__Instruksi yang Diberikan A__
Terjemahkan ke dalam bahasa Inggris kalimat "Tahun 2006, ia dianugerahkan Nobel Perdamaian." dari bacaan tentang nandur kebecikan.

__Bacaan__
******************************
Senin, 22 April 2013

Nandur Kebecikan


Saya lupa hari dan tanggalnya. Di senja itu, saya sebagai orang yang naif, saya bertanya kepada Muhammad Yunus, “Apa cita-cita Anda sebenarnya? Apakah dari kecil ingin mendirikan pusat pemberdayaan rakyat, seperti Grameen Bank?”
Karena ini pembicaraan informal –saya berdiri sambil memegang secangkir kopi- ia menjawab dengan riang, “Saya hanya ingin menanam kebaikan.” Tahun 2006, ia dianugerahkan Nobel Perdamaian. Ternyata, kebaikan telah ditanam di tubuh rakyat Banglades dengan subur dan akarnya telah tertancap dengan amat sangat kuat. Ia telah menginspirasi dunia.
Padahal, siapa orang Indonesia pernah mendapatkan nasehat dari leluhurnya yang mirip dengan perkataan Muhammad Yunus tersebut. Pada orang Jawa, nasihat itu datang dari orang terdekat yang tulus memperhatikan kita agar selalu nandur kebecikan. Cita-cita yang paling mulia dalam hidup adalah nandur kebecikan.
Karena itu, di mata orang lain, menjadi presiden, gubernur, bupati atau ketua RT tidak penting. Gelar profesor, dosen atau master tidaklah berguna. Pangkat jenderal, kapten dan letnan tidak ada artinya. Yang penting adalah nandur kebecikan kepada orang lain.
sekedar “menjadi orang baik”?
Menyaksikan perilaku elit kita pada akhir-akhir sungguh sangatlah mengejutkan, nasihat menanam kebaikan itu tiba-tiba menikam saya. Hati ini pun bertanya-tanya tentang apa sebenarnya harapan para pemimpin kita? Apakah mereka ingin nandur kebecikan kepada rakyat atau sekedar ingin “menjadi orang” (jadi pejabat)?
******************************
__Catatan Hasil Ekstraksi__
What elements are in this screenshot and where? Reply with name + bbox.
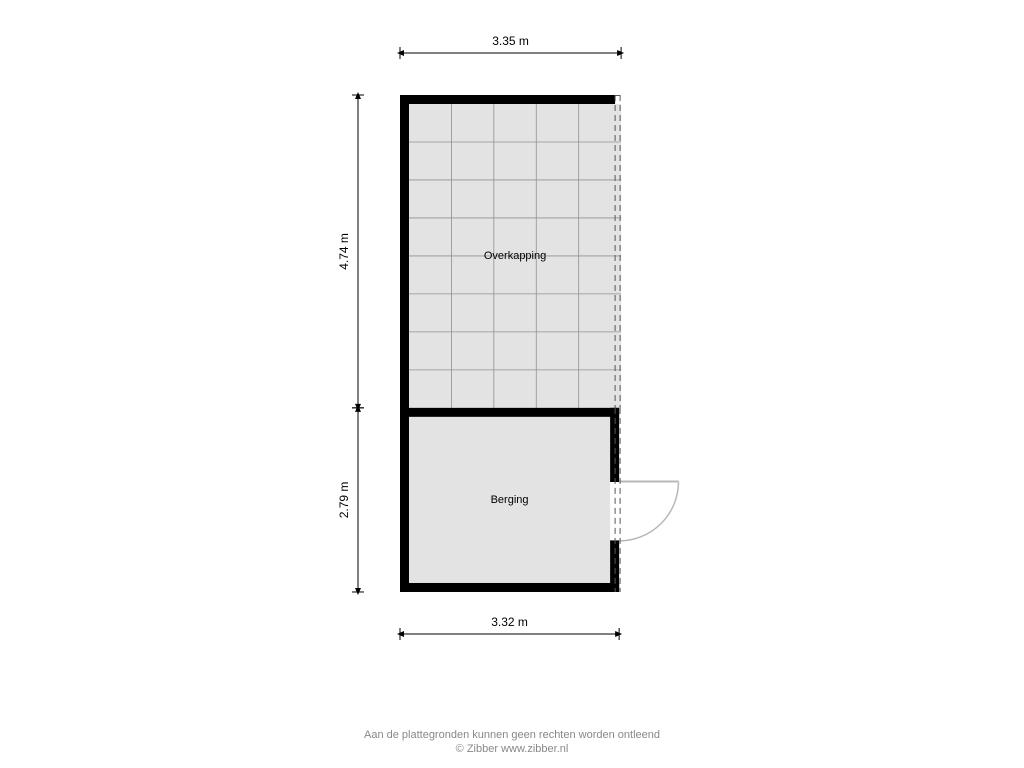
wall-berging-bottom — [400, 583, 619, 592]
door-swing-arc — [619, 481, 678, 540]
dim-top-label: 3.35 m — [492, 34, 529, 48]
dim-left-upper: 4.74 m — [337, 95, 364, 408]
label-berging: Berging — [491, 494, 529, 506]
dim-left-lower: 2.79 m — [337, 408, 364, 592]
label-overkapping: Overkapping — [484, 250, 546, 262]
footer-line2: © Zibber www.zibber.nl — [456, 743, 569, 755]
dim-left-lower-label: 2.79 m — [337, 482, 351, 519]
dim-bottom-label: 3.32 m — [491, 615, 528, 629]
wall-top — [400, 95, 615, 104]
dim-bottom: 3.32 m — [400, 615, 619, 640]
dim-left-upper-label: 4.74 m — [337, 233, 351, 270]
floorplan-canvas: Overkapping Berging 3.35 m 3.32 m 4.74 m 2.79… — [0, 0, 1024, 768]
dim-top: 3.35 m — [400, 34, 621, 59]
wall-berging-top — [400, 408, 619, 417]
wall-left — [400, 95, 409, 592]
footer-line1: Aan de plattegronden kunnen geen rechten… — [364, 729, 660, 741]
******************************
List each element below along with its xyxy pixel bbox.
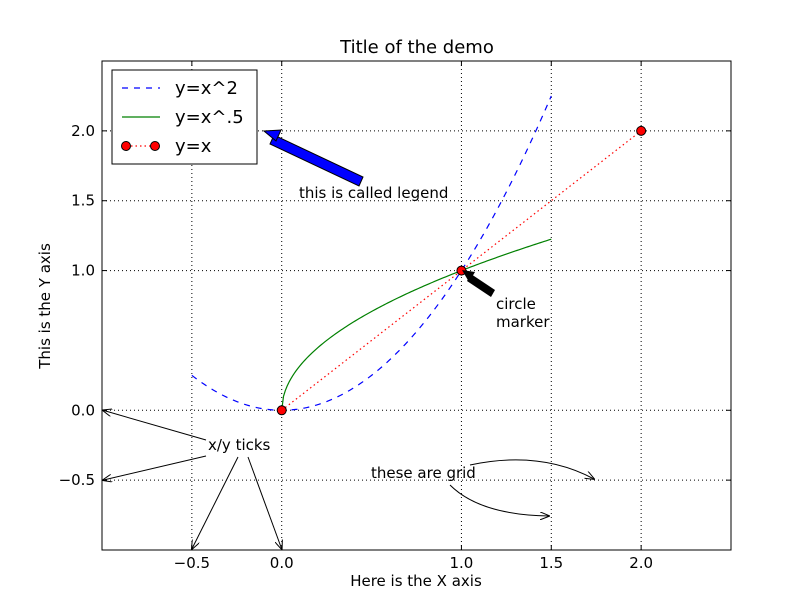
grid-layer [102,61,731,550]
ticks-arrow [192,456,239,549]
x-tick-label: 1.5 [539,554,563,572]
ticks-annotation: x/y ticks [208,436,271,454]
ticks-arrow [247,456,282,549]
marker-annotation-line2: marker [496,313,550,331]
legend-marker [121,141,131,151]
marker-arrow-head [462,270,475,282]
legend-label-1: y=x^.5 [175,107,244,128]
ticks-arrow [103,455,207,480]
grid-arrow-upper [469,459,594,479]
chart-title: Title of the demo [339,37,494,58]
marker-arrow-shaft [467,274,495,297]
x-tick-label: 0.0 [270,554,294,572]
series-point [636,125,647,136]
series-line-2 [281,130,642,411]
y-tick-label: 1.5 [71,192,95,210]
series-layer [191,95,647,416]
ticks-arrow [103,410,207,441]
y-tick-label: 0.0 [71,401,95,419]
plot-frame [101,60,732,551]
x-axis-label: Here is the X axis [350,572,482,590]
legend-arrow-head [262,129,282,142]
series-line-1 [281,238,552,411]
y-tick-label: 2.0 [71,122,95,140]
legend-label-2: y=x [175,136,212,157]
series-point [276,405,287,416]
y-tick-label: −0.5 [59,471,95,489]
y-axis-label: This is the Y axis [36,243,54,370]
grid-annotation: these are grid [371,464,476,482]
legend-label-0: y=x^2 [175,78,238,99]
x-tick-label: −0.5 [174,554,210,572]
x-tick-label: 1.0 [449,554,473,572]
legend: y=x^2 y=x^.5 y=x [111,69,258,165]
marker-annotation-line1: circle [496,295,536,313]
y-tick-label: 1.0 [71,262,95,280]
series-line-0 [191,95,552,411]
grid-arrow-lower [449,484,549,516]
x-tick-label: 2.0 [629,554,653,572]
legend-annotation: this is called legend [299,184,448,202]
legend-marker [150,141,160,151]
******************************
__Instruksi yang Diberikan B__
Tukar "ticks-arrow" menjadi "tick-arrow" pada catatan di bentang dari baris yang memuat "grid-layer [102,61,731,550]" sampai baris yang memuat "series-point [636,125,647,136]". Tuliskan kembali hanya baris-baris tersebut.

__Hasil Tugas A__
In 2006, he was awarded the Nobel Peace Prize.

__Hasil Tugas B__
grid-layer [102,61,731,550]
tick-arrow [192,456,239,549]
x-tick-label: 1.5 [539,554,563,572]
ticks-annotation: x/y ticks [208,436,271,454]
tick-arrow [247,456,282,549]
marker-annotation-line2: marker [496,313,550,331]
legend-marker [121,141,131,151]
marker-arrow-head [462,270,475,282]
legend-label-1: y=x^.5 [175,107,244,128]
tick-arrow [103,455,207,480]
grid-arrow-upper [469,459,594,479]
chart-title: Title of the demo [339,37,494,58]
marker-arrow-shaft [467,274,495,297]
x-tick-label: 0.0 [270,554,294,572]
series-point [636,125,647,136]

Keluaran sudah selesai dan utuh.